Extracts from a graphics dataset
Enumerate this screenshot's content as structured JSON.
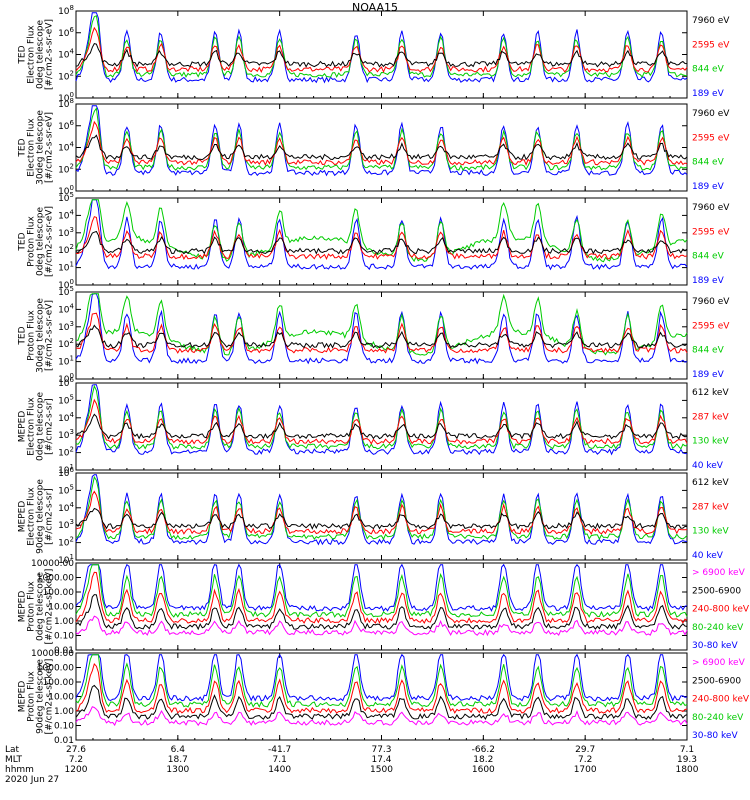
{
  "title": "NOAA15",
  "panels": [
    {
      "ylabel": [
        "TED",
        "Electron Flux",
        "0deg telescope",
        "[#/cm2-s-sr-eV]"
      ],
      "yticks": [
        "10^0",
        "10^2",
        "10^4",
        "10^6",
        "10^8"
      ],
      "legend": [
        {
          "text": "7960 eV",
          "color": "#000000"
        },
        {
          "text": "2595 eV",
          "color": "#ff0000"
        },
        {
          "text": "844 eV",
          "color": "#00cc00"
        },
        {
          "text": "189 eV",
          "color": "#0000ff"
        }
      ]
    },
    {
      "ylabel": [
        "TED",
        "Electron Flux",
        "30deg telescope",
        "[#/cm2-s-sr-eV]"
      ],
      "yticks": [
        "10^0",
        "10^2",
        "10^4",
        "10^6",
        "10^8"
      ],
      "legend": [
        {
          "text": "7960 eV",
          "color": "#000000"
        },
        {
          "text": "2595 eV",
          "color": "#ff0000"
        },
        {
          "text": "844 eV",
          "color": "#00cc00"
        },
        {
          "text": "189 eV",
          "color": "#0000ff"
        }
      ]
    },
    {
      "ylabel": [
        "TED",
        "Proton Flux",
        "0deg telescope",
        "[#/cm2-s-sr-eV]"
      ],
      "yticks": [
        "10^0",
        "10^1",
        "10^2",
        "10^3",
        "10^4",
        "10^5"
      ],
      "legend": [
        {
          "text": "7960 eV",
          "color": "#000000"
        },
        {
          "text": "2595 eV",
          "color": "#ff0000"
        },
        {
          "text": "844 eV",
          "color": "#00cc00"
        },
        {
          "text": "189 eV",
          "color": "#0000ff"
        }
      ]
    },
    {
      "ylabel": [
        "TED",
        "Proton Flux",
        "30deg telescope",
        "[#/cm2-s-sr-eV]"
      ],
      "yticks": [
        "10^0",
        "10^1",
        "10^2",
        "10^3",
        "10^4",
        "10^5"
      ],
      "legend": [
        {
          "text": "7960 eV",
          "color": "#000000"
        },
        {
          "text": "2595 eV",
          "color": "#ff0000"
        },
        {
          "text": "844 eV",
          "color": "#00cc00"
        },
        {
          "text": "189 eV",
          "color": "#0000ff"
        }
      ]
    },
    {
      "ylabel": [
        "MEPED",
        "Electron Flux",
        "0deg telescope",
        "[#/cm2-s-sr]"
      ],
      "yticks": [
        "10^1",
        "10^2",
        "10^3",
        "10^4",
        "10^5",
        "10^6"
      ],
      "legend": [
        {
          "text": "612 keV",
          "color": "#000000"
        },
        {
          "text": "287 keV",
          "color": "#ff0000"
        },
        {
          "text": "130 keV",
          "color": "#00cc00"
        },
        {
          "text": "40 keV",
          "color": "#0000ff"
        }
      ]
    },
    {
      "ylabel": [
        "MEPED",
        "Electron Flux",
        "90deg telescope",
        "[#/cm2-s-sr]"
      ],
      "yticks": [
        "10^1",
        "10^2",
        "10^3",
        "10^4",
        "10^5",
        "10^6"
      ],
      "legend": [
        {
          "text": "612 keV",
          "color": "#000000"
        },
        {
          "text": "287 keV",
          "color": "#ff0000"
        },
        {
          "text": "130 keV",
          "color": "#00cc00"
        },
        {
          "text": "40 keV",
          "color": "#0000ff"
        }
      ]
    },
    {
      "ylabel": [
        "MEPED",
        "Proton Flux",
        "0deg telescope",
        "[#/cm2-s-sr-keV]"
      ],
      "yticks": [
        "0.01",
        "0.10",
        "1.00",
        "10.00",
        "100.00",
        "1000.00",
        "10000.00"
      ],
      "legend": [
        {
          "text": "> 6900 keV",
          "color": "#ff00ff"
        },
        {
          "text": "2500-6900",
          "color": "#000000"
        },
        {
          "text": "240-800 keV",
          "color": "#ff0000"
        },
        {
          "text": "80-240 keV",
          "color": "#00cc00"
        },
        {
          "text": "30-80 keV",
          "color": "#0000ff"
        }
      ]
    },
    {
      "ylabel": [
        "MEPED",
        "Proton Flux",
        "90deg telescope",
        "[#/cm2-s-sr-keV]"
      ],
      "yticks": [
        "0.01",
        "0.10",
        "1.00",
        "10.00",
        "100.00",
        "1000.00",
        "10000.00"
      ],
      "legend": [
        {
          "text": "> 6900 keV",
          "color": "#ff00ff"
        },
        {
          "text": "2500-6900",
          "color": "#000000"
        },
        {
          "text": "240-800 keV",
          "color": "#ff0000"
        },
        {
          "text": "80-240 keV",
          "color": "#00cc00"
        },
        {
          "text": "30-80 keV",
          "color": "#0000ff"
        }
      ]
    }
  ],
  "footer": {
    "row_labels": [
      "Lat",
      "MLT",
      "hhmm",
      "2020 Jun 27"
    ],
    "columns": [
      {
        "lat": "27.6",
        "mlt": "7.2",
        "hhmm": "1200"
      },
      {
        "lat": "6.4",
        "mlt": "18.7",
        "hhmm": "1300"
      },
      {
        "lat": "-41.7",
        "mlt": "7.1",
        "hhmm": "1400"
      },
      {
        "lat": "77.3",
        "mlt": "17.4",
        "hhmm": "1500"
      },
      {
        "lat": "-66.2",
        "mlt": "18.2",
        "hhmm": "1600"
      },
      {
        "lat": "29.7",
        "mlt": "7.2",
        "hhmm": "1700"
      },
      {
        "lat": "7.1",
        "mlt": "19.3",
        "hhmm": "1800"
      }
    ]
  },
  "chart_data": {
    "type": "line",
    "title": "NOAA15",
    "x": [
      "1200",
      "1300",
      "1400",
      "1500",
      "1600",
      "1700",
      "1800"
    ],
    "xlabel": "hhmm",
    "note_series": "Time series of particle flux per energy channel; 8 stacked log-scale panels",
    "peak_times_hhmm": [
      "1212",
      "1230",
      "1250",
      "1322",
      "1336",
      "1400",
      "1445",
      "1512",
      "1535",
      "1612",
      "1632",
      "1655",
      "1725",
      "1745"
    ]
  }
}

» **What the exercise asks**: Except for the pictures, give all the material above again verbatim.

» **Task solution**:
Enumerate this screenshot's content as structured JSON.
{
  "title": "NOAA15",
  "panels": [
    {
      "ylabel": [
        "TED",
        "Electron Flux",
        "0deg telescope",
        "[#/cm2-s-sr-eV]"
      ],
      "yticks": [
        "10^0",
        "10^2",
        "10^4",
        "10^6",
        "10^8"
      ],
      "legend": [
        {
          "text": "7960 eV",
          "color": "#000000"
        },
        {
          "text": "2595 eV",
          "color": "#ff0000"
        },
        {
          "text": "844 eV",
          "color": "#00cc00"
        },
        {
          "text": "189 eV",
          "color": "#0000ff"
        }
      ]
    },
    {
      "ylabel": [
        "TED",
        "Electron Flux",
        "30deg telescope",
        "[#/cm2-s-sr-eV]"
      ],
      "yticks": [
        "10^0",
        "10^2",
        "10^4",
        "10^6",
        "10^8"
      ],
      "legend": [
        {
          "text": "7960 eV",
          "color": "#000000"
        },
        {
          "text": "2595 eV",
          "color": "#ff0000"
        },
        {
          "text": "844 eV",
          "color": "#00cc00"
        },
        {
          "text": "189 eV",
          "color": "#0000ff"
        }
      ]
    },
    {
      "ylabel": [
        "TED",
        "Proton Flux",
        "0deg telescope",
        "[#/cm2-s-sr-eV]"
      ],
      "yticks": [
        "10^0",
        "10^1",
        "10^2",
        "10^3",
        "10^4",
        "10^5"
      ],
      "legend": [
        {
          "text": "7960 eV",
          "color": "#000000"
        },
        {
          "text": "2595 eV",
          "color": "#ff0000"
        },
        {
          "text": "844 eV",
          "color": "#00cc00"
        },
        {
          "text": "189 eV",
          "color": "#0000ff"
        }
      ]
    },
    {
      "ylabel": [
        "TED",
        "Proton Flux",
        "30deg telescope",
        "[#/cm2-s-sr-eV]"
      ],
      "yticks": [
        "10^0",
        "10^1",
        "10^2",
        "10^3",
        "10^4",
        "10^5"
      ],
      "legend": [
        {
          "text": "7960 eV",
          "color": "#000000"
        },
        {
          "text": "2595 eV",
          "color": "#ff0000"
        },
        {
          "text": "844 eV",
          "color": "#00cc00"
        },
        {
          "text": "189 eV",
          "color": "#0000ff"
        }
      ]
    },
    {
      "ylabel": [
        "MEPED",
        "Electron Flux",
        "0deg telescope",
        "[#/cm2-s-sr]"
      ],
      "yticks": [
        "10^1",
        "10^2",
        "10^3",
        "10^4",
        "10^5",
        "10^6"
      ],
      "legend": [
        {
          "text": "612 keV",
          "color": "#000000"
        },
        {
          "text": "287 keV",
          "color": "#ff0000"
        },
        {
          "text": "130 keV",
          "color": "#00cc00"
        },
        {
          "text": "40 keV",
          "color": "#0000ff"
        }
      ]
    },
    {
      "ylabel": [
        "MEPED",
        "Electron Flux",
        "90deg telescope",
        "[#/cm2-s-sr]"
      ],
      "yticks": [
        "10^1",
        "10^2",
        "10^3",
        "10^4",
        "10^5",
        "10^6"
      ],
      "legend": [
        {
          "text": "612 keV",
          "color": "#000000"
        },
        {
          "text": "287 keV",
          "color": "#ff0000"
        },
        {
          "text": "130 keV",
          "color": "#00cc00"
        },
        {
          "text": "40 keV",
          "color": "#0000ff"
        }
      ]
    },
    {
      "ylabel": [
        "MEPED",
        "Proton Flux",
        "0deg telescope",
        "[#/cm2-s-sr-keV]"
      ],
      "yticks": [
        "0.01",
        "0.10",
        "1.00",
        "10.00",
        "100.00",
        "1000.00",
        "10000.00"
      ],
      "legend": [
        {
          "text": "> 6900 keV",
          "color": "#ff00ff"
        },
        {
          "text": "2500-6900",
          "color": "#000000"
        },
        {
          "text": "240-800 keV",
          "color": "#ff0000"
        },
        {
          "text": "80-240 keV",
          "color": "#00cc00"
        },
        {
          "text": "30-80 keV",
          "color": "#0000ff"
        }
      ]
    },
    {
      "ylabel": [
        "MEPED",
        "Proton Flux",
        "90deg telescope",
        "[#/cm2-s-sr-keV]"
      ],
      "yticks": [
        "0.01",
        "0.10",
        "1.00",
        "10.00",
        "100.00",
        "1000.00",
        "10000.00"
      ],
      "legend": [
        {
          "text": "> 6900 keV",
          "color": "#ff00ff"
        },
        {
          "text": "2500-6900",
          "color": "#000000"
        },
        {
          "text": "240-800 keV",
          "color": "#ff0000"
        },
        {
          "text": "80-240 keV",
          "color": "#00cc00"
        },
        {
          "text": "30-80 keV",
          "color": "#0000ff"
        }
      ]
    }
  ],
  "footer": {
    "row_labels": [
      "Lat",
      "MLT",
      "hhmm",
      "2020 Jun 27"
    ],
    "columns": [
      {
        "lat": "27.6",
        "mlt": "7.2",
        "hhmm": "1200"
      },
      {
        "lat": "6.4",
        "mlt": "18.7",
        "hhmm": "1300"
      },
      {
        "lat": "-41.7",
        "mlt": "7.1",
        "hhmm": "1400"
      },
      {
        "lat": "77.3",
        "mlt": "17.4",
        "hhmm": "1500"
      },
      {
        "lat": "-66.2",
        "mlt": "18.2",
        "hhmm": "1600"
      },
      {
        "lat": "29.7",
        "mlt": "7.2",
        "hhmm": "1700"
      },
      {
        "lat": "7.1",
        "mlt": "19.3",
        "hhmm": "1800"
      }
    ]
  },
  "chart_data": {
    "type": "line",
    "title": "NOAA15",
    "x": [
      "1200",
      "1300",
      "1400",
      "1500",
      "1600",
      "1700",
      "1800"
    ],
    "xlabel": "hhmm",
    "note_series": "Time series of particle flux per energy channel; 8 stacked log-scale panels",
    "peak_times_hhmm": [
      "1212",
      "1230",
      "1250",
      "1322",
      "1336",
      "1400",
      "1445",
      "1512",
      "1535",
      "1612",
      "1632",
      "1655",
      "1725",
      "1745"
    ]
  }
}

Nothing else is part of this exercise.